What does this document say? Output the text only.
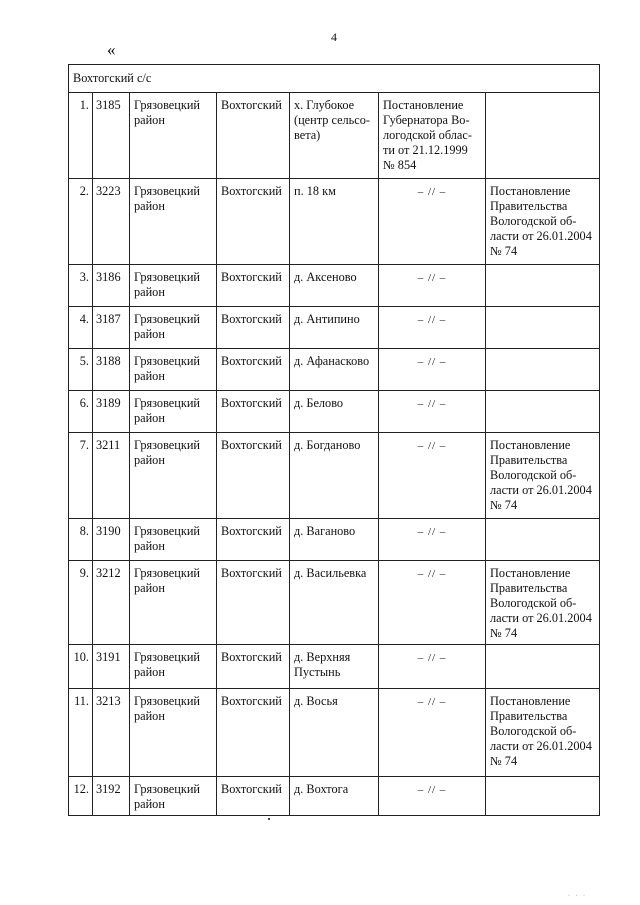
4
«
Вохтогский с/с						
1.	3185	Грязовецкий район	Вохтогский	х. Глубокое (центр сельсо-вета)	Постановление Губернатора Во-логодской облас-ти от 21.12.1999 № 854	
2.	3223	Грязовецкий район	Вохтогский	п. 18 км	– // –	Постановление Правительства Вологодской об-ласти от 26.01.2004 № 74
3.	3186	Грязовецкий район	Вохтогский	д. Аксеново	– // –	
4.	3187	Грязовецкий район	Вохтогский	д. Антипино	– // –	
5.	3188	Грязовецкий район	Вохтогский	д. Афанасково	– // –	
6.	3189	Грязовецкий район	Вохтогский	д. Белово	– // –	
7.	3211	Грязовецкий район	Вохтогский	д. Богданово	– // –	Постановление Правительства Вологодской об-ласти от 26.01.2004 № 74
8.	3190	Грязовецкий район	Вохтогский	д. Ваганово	– // –	
9.	3212	Грязовецкий район	Вохтогский	д. Васильевка	– // –	Постановление Правительства Вологодской об-ласти от 26.01.2004 № 74
10.	3191	Грязовецкий район	Вохтогский	д. Верхняя Пустынь	– // –	
11.	3213	Грязовецкий район	Вохтогский	д. Восья	– // –	Постановление Правительства Вологодской об-ласти от 26.01.2004 № 74
12.	3192	Грязовецкий район	Вохтогский	д. Вохтога	– // –	
· · ·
------------------------------------------------
INSTRUCTIONS FOR THE TASK
Reproduce each line of the material containing the word "Постановление".

OUTPUT FOR THIS TASK
1.	3185	Грязовецкий район	Вохтогский	х. Глубокое (центр сельсо-вета)	Постановление Губернатора Во-логодской облас-ти от 21.12.1999 № 854	
2.	3223	Грязовецкий район	Вохтогский	п. 18 км	– // –	Постановление Правительства Вологодской об-ласти от 26.01.2004 № 74
7.	3211	Грязовецкий район	Вохтогский	д. Богданово	– // –	Постановление Правительства Вологодской об-ласти от 26.01.2004 № 74
9.	3212	Грязовецкий район	Вохтогский	д. Васильевка	– // –	Постановление Правительства Вологодской об-ласти от 26.01.2004 № 74
11.	3213	Грязовецкий район	Вохтогский	д. Восья	– // –	Постановление Правительства Вологодской об-ласти от 26.01.2004 № 74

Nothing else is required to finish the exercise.